» **Work to be completed**
Write out every entry word for word.

» **Data supplied**
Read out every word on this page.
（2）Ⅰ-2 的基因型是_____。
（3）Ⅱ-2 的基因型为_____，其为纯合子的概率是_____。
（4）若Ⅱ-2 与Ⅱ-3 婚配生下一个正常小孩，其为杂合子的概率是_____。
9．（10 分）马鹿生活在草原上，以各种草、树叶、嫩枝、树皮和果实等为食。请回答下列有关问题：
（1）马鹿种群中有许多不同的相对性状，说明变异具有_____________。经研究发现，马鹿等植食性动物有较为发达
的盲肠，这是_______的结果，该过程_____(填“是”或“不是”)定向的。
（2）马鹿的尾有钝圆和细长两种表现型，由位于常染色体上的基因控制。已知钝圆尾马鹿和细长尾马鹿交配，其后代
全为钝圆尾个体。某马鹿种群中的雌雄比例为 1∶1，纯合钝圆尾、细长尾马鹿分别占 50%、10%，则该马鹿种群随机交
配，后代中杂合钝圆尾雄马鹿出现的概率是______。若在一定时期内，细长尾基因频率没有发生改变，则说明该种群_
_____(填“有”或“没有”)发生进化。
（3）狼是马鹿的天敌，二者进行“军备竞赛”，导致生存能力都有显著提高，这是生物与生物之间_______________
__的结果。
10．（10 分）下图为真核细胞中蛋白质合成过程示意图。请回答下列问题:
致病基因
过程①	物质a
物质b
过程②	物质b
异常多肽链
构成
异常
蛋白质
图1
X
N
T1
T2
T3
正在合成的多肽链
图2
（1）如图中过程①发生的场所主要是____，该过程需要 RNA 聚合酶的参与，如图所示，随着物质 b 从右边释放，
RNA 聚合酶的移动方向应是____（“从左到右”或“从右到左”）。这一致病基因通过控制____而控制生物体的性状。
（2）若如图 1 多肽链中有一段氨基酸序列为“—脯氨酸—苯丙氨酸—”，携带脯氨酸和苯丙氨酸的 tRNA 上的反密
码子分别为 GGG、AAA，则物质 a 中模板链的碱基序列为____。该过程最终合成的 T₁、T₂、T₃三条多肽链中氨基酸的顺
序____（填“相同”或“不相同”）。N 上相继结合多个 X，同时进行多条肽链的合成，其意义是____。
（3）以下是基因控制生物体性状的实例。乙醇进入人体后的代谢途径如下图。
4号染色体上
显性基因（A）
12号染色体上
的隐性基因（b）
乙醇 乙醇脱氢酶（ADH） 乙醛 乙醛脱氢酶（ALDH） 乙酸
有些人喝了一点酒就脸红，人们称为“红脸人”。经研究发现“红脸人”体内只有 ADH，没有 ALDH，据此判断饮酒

» **Result below**
Read out every word on this page.
（2）Ⅰ-2 的基因型是_____。
（3）Ⅱ-2 的基因型为_____，其为纯合子的概率是_____。
（4）若Ⅱ-2 与Ⅱ-3 婚配生下一个正常小孩，其为杂合子的概率是_____。
9．（10 分）马鹿生活在草原上，以各种草、树叶、嫩枝、树皮和果实等为食。请回答下列有关问题：
（1）马鹿种群中有许多不同的相对性状，说明变异具有_____________。经研究发现，马鹿等植食性动物有较为发达
的盲肠，这是_______的结果，该过程_____(填“是”或“不是”)定向的。
（2）马鹿的尾有钝圆和细长两种表现型，由位于常染色体上的基因控制。已知钝圆尾马鹿和细长尾马鹿交配，其后代
全为钝圆尾个体。某马鹿种群中的雌雄比例为 1∶1，纯合钝圆尾、细长尾马鹿分别占 50%、10%，则该马鹿种群随机交
配，后代中杂合钝圆尾雄马鹿出现的概率是______。若在一定时期内，细长尾基因频率没有发生改变，则说明该种群_
_____(填“有”或“没有”)发生进化。
（3）狼是马鹿的天敌，二者进行“军备竞赛”，导致生存能力都有显著提高，这是生物与生物之间_______________
__的结果。
10．（10 分）下图为真核细胞中蛋白质合成过程示意图。请回答下列问题:
致病基因
过程①	物质a
物质b
过程②	物质b
异常多肽链
构成
异常
蛋白质
图1
X
N
T1
T2
T3
正在合成的多肽链
图2
（1）如图中过程①发生的场所主要是____，该过程需要 RNA 聚合酶的参与，如图所示，随着物质 b 从右边释放，
RNA 聚合酶的移动方向应是____（“从左到右”或“从右到左”）。这一致病基因通过控制____而控制生物体的性状。
（2）若如图 1 多肽链中有一段氨基酸序列为“—脯氨酸—苯丙氨酸—”，携带脯氨酸和苯丙氨酸的 tRNA 上的反密
码子分别为 GGG、AAA，则物质 a 中模板链的碱基序列为____。该过程最终合成的 T₁、T₂、T₃三条多肽链中氨基酸的顺
序____（填“相同”或“不相同”）。N 上相继结合多个 X，同时进行多条肽链的合成，其意义是____。
（3）以下是基因控制生物体性状的实例。乙醇进入人体后的代谢途径如下图。
4号染色体上
显性基因（A）
12号染色体上
的隐性基因（b）
乙醇 乙醇脱氢酶（ADH） 乙醛 乙醛脱氢酶（ALDH） 乙酸
有些人喝了一点酒就脸红，人们称为“红脸人”。经研究发现“红脸人”体内只有 ADH，没有 ALDH，据此判断饮酒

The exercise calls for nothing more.